Please render the lines from the line with "FancyBboxPatch shape — [143, 202, 168, 250]" up to and including the line with "Point — [416, 57, 426, 63]" as a JSON list of strings, one string per line, leaving out any blank lines.

### Records for the exercise
-- start --

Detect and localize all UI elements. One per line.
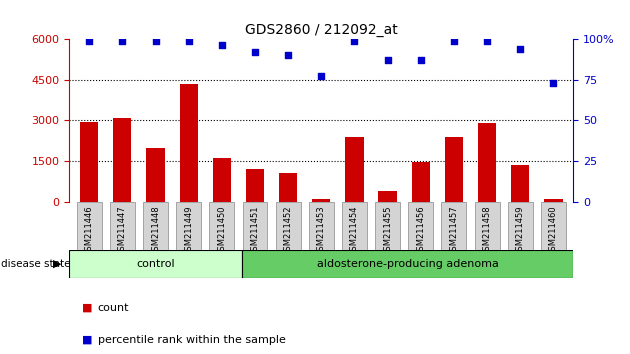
FancyBboxPatch shape — [143, 202, 168, 250]
Bar — [411, 162, 430, 202]
Text: control: control — [136, 259, 175, 269]
Text: GSM211449: GSM211449 — [184, 206, 193, 256]
Text: ■: ■ — [82, 303, 93, 313]
FancyBboxPatch shape — [508, 202, 533, 250]
Text: GSM211451: GSM211451 — [251, 206, 260, 256]
Text: GSM211458: GSM211458 — [483, 206, 491, 256]
FancyBboxPatch shape — [375, 202, 400, 250]
Bar — [213, 158, 231, 202]
FancyBboxPatch shape — [176, 202, 201, 250]
Bar — [544, 199, 563, 202]
Point — [316, 74, 326, 79]
Bar — [279, 173, 297, 202]
Point — [151, 38, 161, 44]
Bar — [478, 123, 496, 202]
Text: GSM211453: GSM211453 — [317, 206, 326, 256]
Point — [350, 38, 360, 44]
Point — [482, 38, 492, 44]
Point — [416, 57, 426, 63]
Text: GSM211456: GSM211456 — [416, 206, 425, 256]
Point — [183, 38, 193, 44]
Point — [382, 57, 392, 63]
Text: GSM211450: GSM211450 — [217, 206, 226, 256]
Text: GSM211455: GSM211455 — [383, 206, 392, 256]
Point — [283, 52, 293, 58]
Text: GSM211460: GSM211460 — [549, 206, 558, 256]
Text: ■: ■ — [82, 335, 93, 345]
Text: GSM211447: GSM211447 — [118, 206, 127, 256]
Point — [548, 80, 558, 86]
Text: GSM211457: GSM211457 — [449, 206, 459, 256]
Bar — [379, 191, 397, 202]
Bar — [345, 137, 364, 202]
FancyBboxPatch shape — [242, 250, 573, 278]
Title: GDS2860 / 212092_at: GDS2860 / 212092_at — [245, 23, 398, 36]
Bar — [113, 118, 132, 202]
Point — [515, 46, 525, 52]
Bar — [511, 165, 529, 202]
Text: GSM211446: GSM211446 — [84, 206, 94, 256]
Text: ▶: ▶ — [54, 259, 62, 269]
Point — [84, 38, 94, 44]
Bar — [146, 148, 164, 202]
FancyBboxPatch shape — [474, 202, 500, 250]
Point — [117, 38, 127, 44]
FancyBboxPatch shape — [541, 202, 566, 250]
Point — [250, 49, 260, 55]
Bar — [80, 122, 98, 202]
FancyBboxPatch shape — [110, 202, 135, 250]
FancyBboxPatch shape — [442, 202, 466, 250]
Bar — [246, 169, 264, 202]
Bar — [312, 199, 330, 202]
FancyBboxPatch shape — [342, 202, 367, 250]
Text: GSM211454: GSM211454 — [350, 206, 359, 256]
FancyBboxPatch shape — [77, 202, 101, 250]
Text: aldosterone-producing adenoma: aldosterone-producing adenoma — [316, 259, 498, 269]
FancyBboxPatch shape — [243, 202, 267, 250]
Point — [449, 38, 459, 44]
Text: GSM211459: GSM211459 — [516, 206, 525, 256]
Bar — [180, 84, 198, 202]
Text: count: count — [98, 303, 129, 313]
FancyBboxPatch shape — [276, 202, 301, 250]
FancyBboxPatch shape — [309, 202, 334, 250]
Text: disease state: disease state — [1, 259, 70, 269]
Bar — [445, 137, 463, 202]
FancyBboxPatch shape — [408, 202, 433, 250]
FancyBboxPatch shape — [69, 250, 242, 278]
Text: GSM211448: GSM211448 — [151, 206, 160, 256]
Text: GSM211452: GSM211452 — [284, 206, 293, 256]
Text: percentile rank within the sample: percentile rank within the sample — [98, 335, 285, 345]
FancyBboxPatch shape — [209, 202, 234, 250]
Point — [217, 42, 227, 48]
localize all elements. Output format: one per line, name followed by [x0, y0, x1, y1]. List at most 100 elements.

-- end --

### The solution
[
  "FancyBboxPatch shape — [143, 202, 168, 250]",
  "Bar — [411, 162, 430, 202]",
  "Text: control: control — [136, 259, 175, 269]",
  "Text: GSM211449: GSM211449 — [184, 206, 193, 256]",
  "Text: ■: ■ — [82, 303, 93, 313]",
  "FancyBboxPatch shape — [508, 202, 533, 250]",
  "Text: GSM211451: GSM211451 — [251, 206, 260, 256]",
  "Text: GSM211458: GSM211458 — [483, 206, 491, 256]",
  "FancyBboxPatch shape — [375, 202, 400, 250]",
  "Bar — [213, 158, 231, 202]",
  "FancyBboxPatch shape — [176, 202, 201, 250]",
  "Bar — [544, 199, 563, 202]",
  "Point — [316, 74, 326, 79]",
  "Bar — [279, 173, 297, 202]",
  "Point — [151, 38, 161, 44]",
  "Bar — [478, 123, 496, 202]",
  "Text: GSM211453: GSM211453 — [317, 206, 326, 256]",
  "Point — [350, 38, 360, 44]",
  "Point — [482, 38, 492, 44]",
  "Point — [416, 57, 426, 63]"
]